## Exercise goal
Take all the material and copy it exactly.

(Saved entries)
----
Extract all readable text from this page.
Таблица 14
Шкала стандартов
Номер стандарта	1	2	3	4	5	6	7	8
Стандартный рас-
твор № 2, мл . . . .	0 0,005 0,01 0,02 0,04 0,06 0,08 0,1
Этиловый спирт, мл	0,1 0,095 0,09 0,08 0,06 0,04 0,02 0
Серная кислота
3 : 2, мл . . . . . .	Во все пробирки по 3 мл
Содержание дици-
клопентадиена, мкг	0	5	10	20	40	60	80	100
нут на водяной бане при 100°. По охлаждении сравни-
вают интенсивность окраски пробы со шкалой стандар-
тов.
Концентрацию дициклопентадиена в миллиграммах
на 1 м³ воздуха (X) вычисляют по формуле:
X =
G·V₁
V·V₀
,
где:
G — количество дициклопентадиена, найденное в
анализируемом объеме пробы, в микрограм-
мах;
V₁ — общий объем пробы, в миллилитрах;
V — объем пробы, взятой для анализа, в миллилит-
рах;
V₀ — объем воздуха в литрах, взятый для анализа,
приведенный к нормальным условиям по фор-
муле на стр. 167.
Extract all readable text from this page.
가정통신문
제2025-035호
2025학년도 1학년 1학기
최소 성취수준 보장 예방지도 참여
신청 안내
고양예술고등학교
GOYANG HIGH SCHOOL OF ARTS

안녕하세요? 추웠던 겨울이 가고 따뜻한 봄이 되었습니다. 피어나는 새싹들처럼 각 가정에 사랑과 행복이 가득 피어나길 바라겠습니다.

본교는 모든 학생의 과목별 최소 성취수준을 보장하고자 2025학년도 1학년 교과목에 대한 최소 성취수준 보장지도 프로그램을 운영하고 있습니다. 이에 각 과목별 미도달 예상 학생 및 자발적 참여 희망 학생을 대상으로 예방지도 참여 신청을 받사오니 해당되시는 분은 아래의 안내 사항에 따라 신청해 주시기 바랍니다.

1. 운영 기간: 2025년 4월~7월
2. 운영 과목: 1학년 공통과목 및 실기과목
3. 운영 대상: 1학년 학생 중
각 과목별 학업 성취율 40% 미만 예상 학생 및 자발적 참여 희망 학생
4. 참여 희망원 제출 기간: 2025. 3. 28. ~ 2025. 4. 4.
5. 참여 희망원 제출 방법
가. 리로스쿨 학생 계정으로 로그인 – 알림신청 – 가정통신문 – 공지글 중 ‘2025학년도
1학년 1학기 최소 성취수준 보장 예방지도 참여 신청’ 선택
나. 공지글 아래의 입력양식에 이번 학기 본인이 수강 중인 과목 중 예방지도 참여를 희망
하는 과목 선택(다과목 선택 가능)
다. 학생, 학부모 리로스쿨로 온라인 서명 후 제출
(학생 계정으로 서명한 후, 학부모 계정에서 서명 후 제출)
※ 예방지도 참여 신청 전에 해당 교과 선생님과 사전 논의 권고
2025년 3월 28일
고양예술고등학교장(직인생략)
----
## Output
Extract all readable text from this page.
Таблица 14
Шкала стандартов
Номер стандарта	1	2	3	4	5	6	7	8
Стандартный рас-
твор № 2, мл . . . .	0 0,005 0,01 0,02 0,04 0,06 0,08 0,1
Этиловый спирт, мл	0,1 0,095 0,09 0,08 0,06 0,04 0,02 0
Серная кислота
3 : 2, мл . . . . . .	Во все пробирки по 3 мл
Содержание дици-
клопентадиена, мкг	0	5	10	20	40	60	80	100
нут на водяной бане при 100°. По охлаждении сравни-
вают интенсивность окраски пробы со шкалой стандар-
тов.
Концентрацию дициклопентадиена в миллиграммах
на 1 м³ воздуха (X) вычисляют по формуле:
X =
G·V₁
V·V₀
,
где:
G — количество дициклопентадиена, найденное в
анализируемом объеме пробы, в микрограм-
мах;
V₁ — общий объем пробы, в миллилитрах;
V — объем пробы, взятой для анализа, в миллилит-
рах;
V₀ — объем воздуха в литрах, взятый для анализа,
приведенный к нормальным условиям по фор-
муле на стр. 167.
Extract all readable text from this page.
가정통신문
제2025-035호
2025학년도 1학년 1학기
최소 성취수준 보장 예방지도 참여
신청 안내
고양예술고등학교
GOYANG HIGH SCHOOL OF ARTS

안녕하세요? 추웠던 겨울이 가고 따뜻한 봄이 되었습니다. 피어나는 새싹들처럼 각 가정에 사랑과 행복이 가득 피어나길 바라겠습니다.

본교는 모든 학생의 과목별 최소 성취수준을 보장하고자 2025학년도 1학년 교과목에 대한 최소 성취수준 보장지도 프로그램을 운영하고 있습니다. 이에 각 과목별 미도달 예상 학생 및 자발적 참여 희망 학생을 대상으로 예방지도 참여 신청을 받사오니 해당되시는 분은 아래의 안내 사항에 따라 신청해 주시기 바랍니다.

1. 운영 기간: 2025년 4월~7월
2. 운영 과목: 1학년 공통과목 및 실기과목
3. 운영 대상: 1학년 학생 중
각 과목별 학업 성취율 40% 미만 예상 학생 및 자발적 참여 희망 학생
4. 참여 희망원 제출 기간: 2025. 3. 28. ~ 2025. 4. 4.
5. 참여 희망원 제출 방법
가. 리로스쿨 학생 계정으로 로그인 – 알림신청 – 가정통신문 – 공지글 중 ‘2025학년도
1학년 1학기 최소 성취수준 보장 예방지도 참여 신청’ 선택
나. 공지글 아래의 입력양식에 이번 학기 본인이 수강 중인 과목 중 예방지도 참여를 희망
하는 과목 선택(다과목 선택 가능)
다. 학생, 학부모 리로스쿨로 온라인 서명 후 제출
(학생 계정으로 서명한 후, 학부모 계정에서 서명 후 제출)
※ 예방지도 참여 신청 전에 해당 교과 선생님과 사전 논의 권고
2025년 3월 28일
고양예술고등학교장(직인생략)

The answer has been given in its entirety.